_Goal of the exercise_: Would you extract the whole listing below and retype it exactly?

-------- Records --------

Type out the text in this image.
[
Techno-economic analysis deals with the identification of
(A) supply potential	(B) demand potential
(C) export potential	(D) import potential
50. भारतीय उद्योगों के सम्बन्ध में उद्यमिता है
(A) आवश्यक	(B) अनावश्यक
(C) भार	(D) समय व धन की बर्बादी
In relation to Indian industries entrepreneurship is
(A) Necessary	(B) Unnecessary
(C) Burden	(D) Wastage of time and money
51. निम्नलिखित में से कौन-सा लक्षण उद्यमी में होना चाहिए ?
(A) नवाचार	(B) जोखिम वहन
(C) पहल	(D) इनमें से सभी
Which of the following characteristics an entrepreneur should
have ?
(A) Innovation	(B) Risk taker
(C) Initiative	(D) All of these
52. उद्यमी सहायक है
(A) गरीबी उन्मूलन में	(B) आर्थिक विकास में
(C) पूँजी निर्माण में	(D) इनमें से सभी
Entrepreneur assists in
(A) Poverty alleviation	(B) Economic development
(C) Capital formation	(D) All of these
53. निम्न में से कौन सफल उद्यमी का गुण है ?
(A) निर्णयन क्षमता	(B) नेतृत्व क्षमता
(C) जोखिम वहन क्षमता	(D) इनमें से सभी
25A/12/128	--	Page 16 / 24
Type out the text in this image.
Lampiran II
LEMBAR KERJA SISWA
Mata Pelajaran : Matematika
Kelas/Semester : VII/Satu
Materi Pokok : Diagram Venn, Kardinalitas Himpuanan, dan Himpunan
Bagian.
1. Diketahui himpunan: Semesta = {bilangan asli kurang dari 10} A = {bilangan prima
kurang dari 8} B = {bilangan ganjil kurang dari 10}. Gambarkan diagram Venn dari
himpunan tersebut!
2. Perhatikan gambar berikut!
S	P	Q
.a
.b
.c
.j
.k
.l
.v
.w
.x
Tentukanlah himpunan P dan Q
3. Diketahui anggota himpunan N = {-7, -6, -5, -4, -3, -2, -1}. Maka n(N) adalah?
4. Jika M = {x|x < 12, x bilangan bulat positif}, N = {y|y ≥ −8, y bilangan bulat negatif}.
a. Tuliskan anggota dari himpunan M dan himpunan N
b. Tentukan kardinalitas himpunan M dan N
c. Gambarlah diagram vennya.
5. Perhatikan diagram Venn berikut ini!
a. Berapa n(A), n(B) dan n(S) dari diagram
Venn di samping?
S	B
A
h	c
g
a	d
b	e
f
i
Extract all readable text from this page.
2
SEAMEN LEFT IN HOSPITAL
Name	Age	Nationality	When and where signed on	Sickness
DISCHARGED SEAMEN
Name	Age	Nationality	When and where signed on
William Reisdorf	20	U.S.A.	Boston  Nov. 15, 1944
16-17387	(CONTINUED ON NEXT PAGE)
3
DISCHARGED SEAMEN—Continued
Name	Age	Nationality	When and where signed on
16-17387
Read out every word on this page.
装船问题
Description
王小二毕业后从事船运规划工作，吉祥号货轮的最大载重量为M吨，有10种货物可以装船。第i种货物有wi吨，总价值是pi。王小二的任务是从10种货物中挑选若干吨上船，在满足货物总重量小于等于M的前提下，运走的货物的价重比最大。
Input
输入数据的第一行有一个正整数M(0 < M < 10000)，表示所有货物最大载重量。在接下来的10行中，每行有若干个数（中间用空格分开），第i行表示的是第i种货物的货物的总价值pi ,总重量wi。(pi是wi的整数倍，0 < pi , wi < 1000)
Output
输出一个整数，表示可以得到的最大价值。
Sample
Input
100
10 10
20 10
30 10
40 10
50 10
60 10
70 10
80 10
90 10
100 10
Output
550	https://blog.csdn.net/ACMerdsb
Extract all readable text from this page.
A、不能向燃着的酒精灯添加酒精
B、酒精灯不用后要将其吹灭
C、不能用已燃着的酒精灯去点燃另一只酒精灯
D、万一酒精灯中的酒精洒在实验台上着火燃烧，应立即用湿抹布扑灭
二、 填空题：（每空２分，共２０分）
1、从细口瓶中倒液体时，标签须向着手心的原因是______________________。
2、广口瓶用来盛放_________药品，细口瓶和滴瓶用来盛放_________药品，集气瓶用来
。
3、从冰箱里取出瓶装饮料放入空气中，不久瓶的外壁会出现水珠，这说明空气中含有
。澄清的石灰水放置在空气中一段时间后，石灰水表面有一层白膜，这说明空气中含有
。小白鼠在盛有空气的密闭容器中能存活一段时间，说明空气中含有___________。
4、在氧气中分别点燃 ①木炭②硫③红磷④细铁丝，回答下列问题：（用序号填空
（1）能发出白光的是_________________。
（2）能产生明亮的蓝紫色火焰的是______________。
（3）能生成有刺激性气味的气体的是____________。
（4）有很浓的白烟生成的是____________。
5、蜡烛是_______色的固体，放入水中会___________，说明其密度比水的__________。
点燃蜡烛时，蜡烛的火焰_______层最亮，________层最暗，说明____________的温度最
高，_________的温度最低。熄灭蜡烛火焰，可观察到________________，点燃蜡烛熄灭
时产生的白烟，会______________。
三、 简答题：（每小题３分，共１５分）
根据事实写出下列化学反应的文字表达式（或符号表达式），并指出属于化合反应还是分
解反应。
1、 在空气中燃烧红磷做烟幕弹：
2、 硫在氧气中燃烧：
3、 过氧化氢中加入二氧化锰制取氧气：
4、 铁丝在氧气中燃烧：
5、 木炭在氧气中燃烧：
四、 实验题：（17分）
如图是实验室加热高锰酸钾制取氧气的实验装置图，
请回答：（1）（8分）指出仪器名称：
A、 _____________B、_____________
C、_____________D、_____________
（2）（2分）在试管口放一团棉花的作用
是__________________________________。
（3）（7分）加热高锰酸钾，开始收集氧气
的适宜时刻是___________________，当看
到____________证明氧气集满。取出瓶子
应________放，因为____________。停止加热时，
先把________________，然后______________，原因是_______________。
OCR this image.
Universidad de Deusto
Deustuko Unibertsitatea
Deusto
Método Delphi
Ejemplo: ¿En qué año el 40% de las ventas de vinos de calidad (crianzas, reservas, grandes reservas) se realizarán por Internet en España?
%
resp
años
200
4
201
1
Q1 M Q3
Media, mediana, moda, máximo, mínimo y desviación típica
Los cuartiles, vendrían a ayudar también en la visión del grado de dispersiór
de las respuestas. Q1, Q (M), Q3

--------

_Result below_:
Type out the text in this image.
[
Techno-economic analysis deals with the identification of
(A) supply potential	(B) demand potential
(C) export potential	(D) import potential
50. भारतीय उद्योगों के सम्बन्ध में उद्यमिता है
(A) आवश्यक	(B) अनावश्यक
(C) भार	(D) समय व धन की बर्बादी
In relation to Indian industries entrepreneurship is
(A) Necessary	(B) Unnecessary
(C) Burden	(D) Wastage of time and money
51. निम्नलिखित में से कौन-सा लक्षण उद्यमी में होना चाहिए ?
(A) नवाचार	(B) जोखिम वहन
(C) पहल	(D) इनमें से सभी
Which of the following characteristics an entrepreneur should
have ?
(A) Innovation	(B) Risk taker
(C) Initiative	(D) All of these
52. उद्यमी सहायक है
(A) गरीबी उन्मूलन में	(B) आर्थिक विकास में
(C) पूँजी निर्माण में	(D) इनमें से सभी
Entrepreneur assists in
(A) Poverty alleviation	(B) Economic development
(C) Capital formation	(D) All of these
53. निम्न में से कौन सफल उद्यमी का गुण है ?
(A) निर्णयन क्षमता	(B) नेतृत्व क्षमता
(C) जोखिम वहन क्षमता	(D) इनमें से सभी
25A/12/128	--	Page 16 / 24
Type out the text in this image.
Lampiran II
LEMBAR KERJA SISWA
Mata Pelajaran : Matematika
Kelas/Semester : VII/Satu
Materi Pokok : Diagram Venn, Kardinalitas Himpuanan, dan Himpunan
Bagian.
1. Diketahui himpunan: Semesta = {bilangan asli kurang dari 10} A = {bilangan prima
kurang dari 8} B = {bilangan ganjil kurang dari 10}. Gambarkan diagram Venn dari
himpunan tersebut!
2. Perhatikan gambar berikut!
S	P	Q
.a
.b
.c
.j
.k
.l
.v
.w
.x
Tentukanlah himpunan P dan Q
3. Diketahui anggota himpunan N = {-7, -6, -5, -4, -3, -2, -1}. Maka n(N) adalah?
4. Jika M = {x|x < 12, x bilangan bulat positif}, N = {y|y ≥ −8, y bilangan bulat negatif}.
a. Tuliskan anggota dari himpunan M dan himpunan N
b. Tentukan kardinalitas himpunan M dan N
c. Gambarlah diagram vennya.
5. Perhatikan diagram Venn berikut ini!
a. Berapa n(A), n(B) dan n(S) dari diagram
Venn di samping?
S	B
A
h	c
g
a	d
b	e
f
i
Extract all readable text from this page.
2
SEAMEN LEFT IN HOSPITAL
Name	Age	Nationality	When and where signed on	Sickness
DISCHARGED SEAMEN
Name	Age	Nationality	When and where signed on
William Reisdorf	20	U.S.A.	Boston  Nov. 15, 1944
16-17387	(CONTINUED ON NEXT PAGE)
3
DISCHARGED SEAMEN—Continued
Name	Age	Nationality	When and where signed on
16-17387
Read out every word on this page.
装船问题
Description
王小二毕业后从事船运规划工作，吉祥号货轮的最大载重量为M吨，有10种货物可以装船。第i种货物有wi吨，总价值是pi。王小二的任务是从10种货物中挑选若干吨上船，在满足货物总重量小于等于M的前提下，运走的货物的价重比最大。
Input
输入数据的第一行有一个正整数M(0 < M < 10000)，表示所有货物最大载重量。在接下来的10行中，每行有若干个数（中间用空格分开），第i行表示的是第i种货物的货物的总价值pi ,总重量wi。(pi是wi的整数倍，0 < pi , wi < 1000)
Output
输出一个整数，表示可以得到的最大价值。
Sample
Input
100
10 10
20 10
30 10
40 10
50 10
60 10
70 10
80 10
90 10
100 10
Output
550	https://blog.csdn.net/ACMerdsb
Extract all readable text from this page.
A、不能向燃着的酒精灯添加酒精
B、酒精灯不用后要将其吹灭
C、不能用已燃着的酒精灯去点燃另一只酒精灯
D、万一酒精灯中的酒精洒在实验台上着火燃烧，应立即用湿抹布扑灭
二、 填空题：（每空２分，共２０分）
1、从细口瓶中倒液体时，标签须向着手心的原因是______________________。
2、广口瓶用来盛放_________药品，细口瓶和滴瓶用来盛放_________药品，集气瓶用来
。
3、从冰箱里取出瓶装饮料放入空气中，不久瓶的外壁会出现水珠，这说明空气中含有
。澄清的石灰水放置在空气中一段时间后，石灰水表面有一层白膜，这说明空气中含有
。小白鼠在盛有空气的密闭容器中能存活一段时间，说明空气中含有___________。
4、在氧气中分别点燃 ①木炭②硫③红磷④细铁丝，回答下列问题：（用序号填空
（1）能发出白光的是_________________。
（2）能产生明亮的蓝紫色火焰的是______________。
（3）能生成有刺激性气味的气体的是____________。
（4）有很浓的白烟生成的是____________。
5、蜡烛是_______色的固体，放入水中会___________，说明其密度比水的__________。
点燃蜡烛时，蜡烛的火焰_______层最亮，________层最暗，说明____________的温度最
高，_________的温度最低。熄灭蜡烛火焰，可观察到________________，点燃蜡烛熄灭
时产生的白烟，会______________。
三、 简答题：（每小题３分，共１５分）
根据事实写出下列化学反应的文字表达式（或符号表达式），并指出属于化合反应还是分
解反应。
1、 在空气中燃烧红磷做烟幕弹：
2、 硫在氧气中燃烧：
3、 过氧化氢中加入二氧化锰制取氧气：
4、 铁丝在氧气中燃烧：
5、 木炭在氧气中燃烧：
四、 实验题：（17分）
如图是实验室加热高锰酸钾制取氧气的实验装置图，
请回答：（1）（8分）指出仪器名称：
A、 _____________B、_____________
C、_____________D、_____________
（2）（2分）在试管口放一团棉花的作用
是__________________________________。
（3）（7分）加热高锰酸钾，开始收集氧气
的适宜时刻是___________________，当看
到____________证明氧气集满。取出瓶子
应________放，因为____________。停止加热时，
先把________________，然后______________，原因是_______________。
OCR this image.
Universidad de Deusto
Deustuko Unibertsitatea
Deusto
Método Delphi
Ejemplo: ¿En qué año el 40% de las ventas de vinos de calidad (crianzas, reservas, grandes reservas) se realizarán por Internet en España?
%
resp
años
200
4
201
1
Q1 M Q3
Media, mediana, moda, máximo, mínimo y desviación típica
Los cuartiles, vendrían a ayudar también en la visión del grado de dispersiór
de las respuestas. Q1, Q (M), Q3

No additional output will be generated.